*Provided records*
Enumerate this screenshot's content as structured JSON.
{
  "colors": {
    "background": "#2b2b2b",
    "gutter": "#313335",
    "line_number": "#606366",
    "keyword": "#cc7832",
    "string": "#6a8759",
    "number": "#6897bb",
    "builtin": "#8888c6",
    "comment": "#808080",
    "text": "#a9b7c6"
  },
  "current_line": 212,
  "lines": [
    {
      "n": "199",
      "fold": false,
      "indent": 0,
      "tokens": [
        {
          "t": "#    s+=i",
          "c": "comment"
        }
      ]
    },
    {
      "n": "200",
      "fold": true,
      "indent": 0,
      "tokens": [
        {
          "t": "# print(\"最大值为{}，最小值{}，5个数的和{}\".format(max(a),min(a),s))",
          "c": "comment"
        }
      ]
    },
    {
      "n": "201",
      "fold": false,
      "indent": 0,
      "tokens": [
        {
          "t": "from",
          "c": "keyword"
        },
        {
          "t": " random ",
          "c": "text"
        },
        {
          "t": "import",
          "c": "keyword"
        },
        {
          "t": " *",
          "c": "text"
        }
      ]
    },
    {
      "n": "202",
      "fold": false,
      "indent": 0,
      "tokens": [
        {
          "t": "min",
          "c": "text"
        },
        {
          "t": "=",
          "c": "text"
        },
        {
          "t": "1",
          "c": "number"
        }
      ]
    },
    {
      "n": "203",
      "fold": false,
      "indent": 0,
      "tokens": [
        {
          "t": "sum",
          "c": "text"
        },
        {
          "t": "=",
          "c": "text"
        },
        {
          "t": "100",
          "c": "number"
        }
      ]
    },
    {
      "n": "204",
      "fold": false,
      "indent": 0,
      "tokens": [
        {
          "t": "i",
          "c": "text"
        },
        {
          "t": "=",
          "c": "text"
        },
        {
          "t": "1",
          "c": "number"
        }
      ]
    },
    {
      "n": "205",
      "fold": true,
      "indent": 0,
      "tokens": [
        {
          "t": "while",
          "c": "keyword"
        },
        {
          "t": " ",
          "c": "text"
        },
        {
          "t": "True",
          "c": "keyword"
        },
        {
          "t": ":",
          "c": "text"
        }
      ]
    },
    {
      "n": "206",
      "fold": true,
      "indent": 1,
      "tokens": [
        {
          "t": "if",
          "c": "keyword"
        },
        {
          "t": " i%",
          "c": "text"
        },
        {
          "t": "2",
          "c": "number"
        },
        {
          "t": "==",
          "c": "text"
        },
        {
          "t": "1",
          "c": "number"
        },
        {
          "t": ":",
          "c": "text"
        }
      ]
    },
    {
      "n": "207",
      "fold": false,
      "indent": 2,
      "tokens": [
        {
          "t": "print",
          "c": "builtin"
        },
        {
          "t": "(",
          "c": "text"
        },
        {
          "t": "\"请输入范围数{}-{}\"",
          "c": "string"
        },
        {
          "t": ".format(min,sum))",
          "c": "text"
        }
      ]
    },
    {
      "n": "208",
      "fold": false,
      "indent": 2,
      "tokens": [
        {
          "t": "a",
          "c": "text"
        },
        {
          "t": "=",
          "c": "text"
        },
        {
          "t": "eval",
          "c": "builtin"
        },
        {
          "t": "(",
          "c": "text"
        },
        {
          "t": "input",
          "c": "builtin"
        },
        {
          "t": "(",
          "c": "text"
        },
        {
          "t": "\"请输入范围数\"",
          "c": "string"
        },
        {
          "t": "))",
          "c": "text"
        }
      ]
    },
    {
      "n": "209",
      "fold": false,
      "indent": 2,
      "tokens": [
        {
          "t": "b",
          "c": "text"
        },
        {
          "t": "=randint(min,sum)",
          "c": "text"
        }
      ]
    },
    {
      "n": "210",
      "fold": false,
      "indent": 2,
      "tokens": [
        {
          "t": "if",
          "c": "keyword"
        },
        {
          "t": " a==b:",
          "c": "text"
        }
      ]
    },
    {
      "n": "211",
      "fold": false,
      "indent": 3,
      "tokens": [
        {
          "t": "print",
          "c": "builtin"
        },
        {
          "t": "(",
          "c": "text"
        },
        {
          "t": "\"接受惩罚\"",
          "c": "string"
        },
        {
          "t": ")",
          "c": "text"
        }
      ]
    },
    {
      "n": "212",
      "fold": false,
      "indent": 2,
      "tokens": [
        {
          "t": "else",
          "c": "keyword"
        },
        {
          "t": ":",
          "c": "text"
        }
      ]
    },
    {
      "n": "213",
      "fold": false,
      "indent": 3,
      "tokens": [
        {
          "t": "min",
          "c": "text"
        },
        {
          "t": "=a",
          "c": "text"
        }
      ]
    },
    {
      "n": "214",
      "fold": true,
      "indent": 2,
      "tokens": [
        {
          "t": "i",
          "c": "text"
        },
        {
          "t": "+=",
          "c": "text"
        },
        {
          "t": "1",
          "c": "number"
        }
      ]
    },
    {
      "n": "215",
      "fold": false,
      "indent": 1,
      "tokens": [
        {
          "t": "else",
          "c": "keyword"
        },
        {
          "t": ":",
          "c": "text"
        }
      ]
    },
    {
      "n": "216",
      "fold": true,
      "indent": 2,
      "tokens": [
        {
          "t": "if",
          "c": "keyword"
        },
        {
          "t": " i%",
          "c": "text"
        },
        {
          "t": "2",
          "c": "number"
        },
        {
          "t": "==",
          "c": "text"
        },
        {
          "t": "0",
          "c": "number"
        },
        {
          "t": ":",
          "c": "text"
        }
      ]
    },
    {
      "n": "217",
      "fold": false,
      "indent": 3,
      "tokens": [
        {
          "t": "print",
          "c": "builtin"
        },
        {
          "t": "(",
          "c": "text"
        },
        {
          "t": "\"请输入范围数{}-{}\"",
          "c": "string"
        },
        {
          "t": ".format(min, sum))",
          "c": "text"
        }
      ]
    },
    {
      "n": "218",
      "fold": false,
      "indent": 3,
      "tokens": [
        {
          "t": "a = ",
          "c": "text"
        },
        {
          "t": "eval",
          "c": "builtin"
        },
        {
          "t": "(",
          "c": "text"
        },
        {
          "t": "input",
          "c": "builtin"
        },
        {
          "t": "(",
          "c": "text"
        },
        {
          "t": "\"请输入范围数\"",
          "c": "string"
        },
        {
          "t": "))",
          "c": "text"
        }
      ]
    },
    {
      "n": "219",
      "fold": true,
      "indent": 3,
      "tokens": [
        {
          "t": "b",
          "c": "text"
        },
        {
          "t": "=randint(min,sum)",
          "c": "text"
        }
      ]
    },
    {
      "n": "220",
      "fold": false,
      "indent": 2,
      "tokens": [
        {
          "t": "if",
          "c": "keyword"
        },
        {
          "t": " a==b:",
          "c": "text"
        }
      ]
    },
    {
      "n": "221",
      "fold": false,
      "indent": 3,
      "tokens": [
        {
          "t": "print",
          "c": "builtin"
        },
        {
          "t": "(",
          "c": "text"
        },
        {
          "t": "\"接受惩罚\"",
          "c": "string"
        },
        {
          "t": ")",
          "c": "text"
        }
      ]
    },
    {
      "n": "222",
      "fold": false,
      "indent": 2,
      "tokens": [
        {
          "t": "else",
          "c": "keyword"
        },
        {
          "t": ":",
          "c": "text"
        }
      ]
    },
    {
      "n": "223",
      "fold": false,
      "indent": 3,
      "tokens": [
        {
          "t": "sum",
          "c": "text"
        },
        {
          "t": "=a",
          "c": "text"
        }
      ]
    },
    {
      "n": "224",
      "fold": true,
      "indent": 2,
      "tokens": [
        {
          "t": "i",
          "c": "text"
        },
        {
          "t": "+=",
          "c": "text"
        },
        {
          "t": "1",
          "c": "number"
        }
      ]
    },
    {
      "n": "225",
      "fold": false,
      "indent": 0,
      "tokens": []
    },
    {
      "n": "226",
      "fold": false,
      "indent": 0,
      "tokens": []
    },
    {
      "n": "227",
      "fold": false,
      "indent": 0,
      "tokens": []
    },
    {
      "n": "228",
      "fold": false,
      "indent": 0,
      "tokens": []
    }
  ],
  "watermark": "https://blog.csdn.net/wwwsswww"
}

*Set task*
Check the data for the word "format" and pull out the lines that have it.

*Result*
          "t": "# print(\"最大值为{}，最小值{}，5个数的和{}\".format(max(a),min(a),s))",
          "t": ".format(min,sum))",
          "t": ".format(min, sum))",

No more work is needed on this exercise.